What is needed:
Please copy the records below, substituting "futures-dot" for every "futures-point" and leaving everything else unchanged.

* Begin Data supplied *

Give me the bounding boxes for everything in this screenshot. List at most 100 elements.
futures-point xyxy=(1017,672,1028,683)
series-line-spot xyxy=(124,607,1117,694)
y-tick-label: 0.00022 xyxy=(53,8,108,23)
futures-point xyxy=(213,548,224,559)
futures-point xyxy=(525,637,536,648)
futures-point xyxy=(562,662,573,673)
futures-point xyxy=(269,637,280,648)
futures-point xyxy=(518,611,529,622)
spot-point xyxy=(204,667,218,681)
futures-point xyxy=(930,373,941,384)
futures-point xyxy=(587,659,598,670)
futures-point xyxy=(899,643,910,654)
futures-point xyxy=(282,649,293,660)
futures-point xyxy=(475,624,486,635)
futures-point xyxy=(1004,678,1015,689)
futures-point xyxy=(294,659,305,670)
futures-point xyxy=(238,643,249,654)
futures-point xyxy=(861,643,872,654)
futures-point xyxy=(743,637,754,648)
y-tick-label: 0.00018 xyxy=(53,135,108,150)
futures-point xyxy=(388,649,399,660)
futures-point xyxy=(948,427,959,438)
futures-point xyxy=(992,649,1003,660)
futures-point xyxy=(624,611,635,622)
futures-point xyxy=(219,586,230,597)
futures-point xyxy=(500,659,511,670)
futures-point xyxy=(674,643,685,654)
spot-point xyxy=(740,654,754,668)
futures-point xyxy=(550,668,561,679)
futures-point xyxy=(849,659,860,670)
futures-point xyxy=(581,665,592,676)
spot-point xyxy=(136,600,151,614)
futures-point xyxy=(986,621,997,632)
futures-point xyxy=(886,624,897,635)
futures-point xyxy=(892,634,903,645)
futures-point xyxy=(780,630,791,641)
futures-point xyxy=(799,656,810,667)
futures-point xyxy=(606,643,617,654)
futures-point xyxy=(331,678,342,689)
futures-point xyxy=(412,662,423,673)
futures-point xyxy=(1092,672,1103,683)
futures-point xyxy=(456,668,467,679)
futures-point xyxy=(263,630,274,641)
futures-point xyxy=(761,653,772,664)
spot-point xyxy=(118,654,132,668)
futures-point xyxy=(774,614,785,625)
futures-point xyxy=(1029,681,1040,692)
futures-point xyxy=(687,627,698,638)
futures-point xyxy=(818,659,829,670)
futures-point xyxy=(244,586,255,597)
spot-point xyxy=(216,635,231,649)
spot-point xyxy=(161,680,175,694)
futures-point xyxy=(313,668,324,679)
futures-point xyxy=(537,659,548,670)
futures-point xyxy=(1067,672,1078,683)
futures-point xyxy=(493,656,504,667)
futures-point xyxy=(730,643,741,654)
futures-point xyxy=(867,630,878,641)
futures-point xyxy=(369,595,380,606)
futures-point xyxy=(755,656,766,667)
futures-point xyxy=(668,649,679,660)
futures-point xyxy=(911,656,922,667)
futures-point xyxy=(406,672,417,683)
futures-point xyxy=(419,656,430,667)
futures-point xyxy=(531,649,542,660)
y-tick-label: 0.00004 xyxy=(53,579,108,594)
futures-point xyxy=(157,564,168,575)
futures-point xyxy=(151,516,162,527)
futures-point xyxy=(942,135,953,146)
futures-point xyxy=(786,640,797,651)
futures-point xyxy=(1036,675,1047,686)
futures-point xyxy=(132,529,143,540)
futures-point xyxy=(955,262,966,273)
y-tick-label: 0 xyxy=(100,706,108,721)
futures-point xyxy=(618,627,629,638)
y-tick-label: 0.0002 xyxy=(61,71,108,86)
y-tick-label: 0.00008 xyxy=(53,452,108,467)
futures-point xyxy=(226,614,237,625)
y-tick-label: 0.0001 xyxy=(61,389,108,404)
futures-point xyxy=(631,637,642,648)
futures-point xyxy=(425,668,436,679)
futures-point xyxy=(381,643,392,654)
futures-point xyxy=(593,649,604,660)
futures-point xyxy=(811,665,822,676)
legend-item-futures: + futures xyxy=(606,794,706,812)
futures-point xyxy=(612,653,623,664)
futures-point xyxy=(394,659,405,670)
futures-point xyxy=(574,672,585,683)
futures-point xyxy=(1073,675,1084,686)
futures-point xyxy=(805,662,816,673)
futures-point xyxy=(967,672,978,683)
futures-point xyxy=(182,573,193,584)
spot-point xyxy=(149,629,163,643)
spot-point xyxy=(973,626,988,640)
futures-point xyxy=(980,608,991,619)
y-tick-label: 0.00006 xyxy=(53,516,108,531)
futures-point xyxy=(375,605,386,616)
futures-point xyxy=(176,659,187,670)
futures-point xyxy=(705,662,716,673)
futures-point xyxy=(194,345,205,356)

* End Data supplied *

Result below:
Give me the bounding boxes for everything in this screenshot. List at most 100 elements.
futures-dot xyxy=(1017,672,1028,683)
series-line-spot xyxy=(124,607,1117,694)
y-tick-label: 0.00022 xyxy=(53,8,108,23)
futures-dot xyxy=(213,548,224,559)
futures-dot xyxy=(525,637,536,648)
futures-dot xyxy=(562,662,573,673)
futures-dot xyxy=(269,637,280,648)
futures-dot xyxy=(518,611,529,622)
spot-point xyxy=(204,667,218,681)
futures-dot xyxy=(930,373,941,384)
futures-dot xyxy=(587,659,598,670)
futures-dot xyxy=(899,643,910,654)
futures-dot xyxy=(282,649,293,660)
futures-dot xyxy=(475,624,486,635)
futures-dot xyxy=(1004,678,1015,689)
futures-dot xyxy=(294,659,305,670)
futures-dot xyxy=(238,643,249,654)
futures-dot xyxy=(861,643,872,654)
futures-dot xyxy=(743,637,754,648)
y-tick-label: 0.00018 xyxy=(53,135,108,150)
futures-dot xyxy=(388,649,399,660)
futures-dot xyxy=(948,427,959,438)
futures-dot xyxy=(992,649,1003,660)
futures-dot xyxy=(624,611,635,622)
futures-dot xyxy=(219,586,230,597)
futures-dot xyxy=(500,659,511,670)
futures-dot xyxy=(674,643,685,654)
spot-point xyxy=(740,654,754,668)
futures-dot xyxy=(550,668,561,679)
futures-dot xyxy=(849,659,860,670)
futures-dot xyxy=(581,665,592,676)
spot-point xyxy=(136,600,151,614)
futures-dot xyxy=(986,621,997,632)
futures-dot xyxy=(886,624,897,635)
futures-dot xyxy=(892,634,903,645)
futures-dot xyxy=(780,630,791,641)
futures-dot xyxy=(799,656,810,667)
futures-dot xyxy=(606,643,617,654)
futures-dot xyxy=(331,678,342,689)
futures-dot xyxy=(412,662,423,673)
futures-dot xyxy=(1092,672,1103,683)
futures-dot xyxy=(456,668,467,679)
futures-dot xyxy=(263,630,274,641)
futures-dot xyxy=(761,653,772,664)
spot-point xyxy=(118,654,132,668)
futures-dot xyxy=(774,614,785,625)
futures-dot xyxy=(1029,681,1040,692)
futures-dot xyxy=(687,627,698,638)
futures-dot xyxy=(818,659,829,670)
futures-dot xyxy=(244,586,255,597)
spot-point xyxy=(216,635,231,649)
spot-point xyxy=(161,680,175,694)
futures-dot xyxy=(313,668,324,679)
futures-dot xyxy=(537,659,548,670)
futures-dot xyxy=(1067,672,1078,683)
futures-dot xyxy=(493,656,504,667)
futures-dot xyxy=(730,643,741,654)
futures-dot xyxy=(867,630,878,641)
futures-dot xyxy=(369,595,380,606)
futures-dot xyxy=(755,656,766,667)
futures-dot xyxy=(668,649,679,660)
futures-dot xyxy=(911,656,922,667)
futures-dot xyxy=(406,672,417,683)
futures-dot xyxy=(419,656,430,667)
futures-dot xyxy=(531,649,542,660)
y-tick-label: 0.00004 xyxy=(53,579,108,594)
futures-dot xyxy=(157,564,168,575)
futures-dot xyxy=(151,516,162,527)
futures-dot xyxy=(942,135,953,146)
futures-dot xyxy=(786,640,797,651)
futures-dot xyxy=(1036,675,1047,686)
futures-dot xyxy=(132,529,143,540)
futures-dot xyxy=(955,262,966,273)
y-tick-label: 0 xyxy=(100,706,108,721)
futures-dot xyxy=(618,627,629,638)
y-tick-label: 0.0002 xyxy=(61,71,108,86)
y-tick-label: 0.00008 xyxy=(53,452,108,467)
futures-dot xyxy=(226,614,237,625)
y-tick-label: 0.0001 xyxy=(61,389,108,404)
futures-dot xyxy=(631,637,642,648)
futures-dot xyxy=(425,668,436,679)
futures-dot xyxy=(381,643,392,654)
futures-dot xyxy=(593,649,604,660)
futures-dot xyxy=(811,665,822,676)
legend-item-futures: + futures xyxy=(606,794,706,812)
futures-dot xyxy=(612,653,623,664)
futures-dot xyxy=(394,659,405,670)
futures-dot xyxy=(574,672,585,683)
futures-dot xyxy=(1073,675,1084,686)
futures-dot xyxy=(805,662,816,673)
futures-dot xyxy=(967,672,978,683)
futures-dot xyxy=(182,573,193,584)
spot-point xyxy=(149,629,163,643)
spot-point xyxy=(973,626,988,640)
futures-dot xyxy=(980,608,991,619)
y-tick-label: 0.00006 xyxy=(53,516,108,531)
futures-dot xyxy=(375,605,386,616)
futures-dot xyxy=(176,659,187,670)
futures-dot xyxy=(705,662,716,673)
futures-dot xyxy=(194,345,205,356)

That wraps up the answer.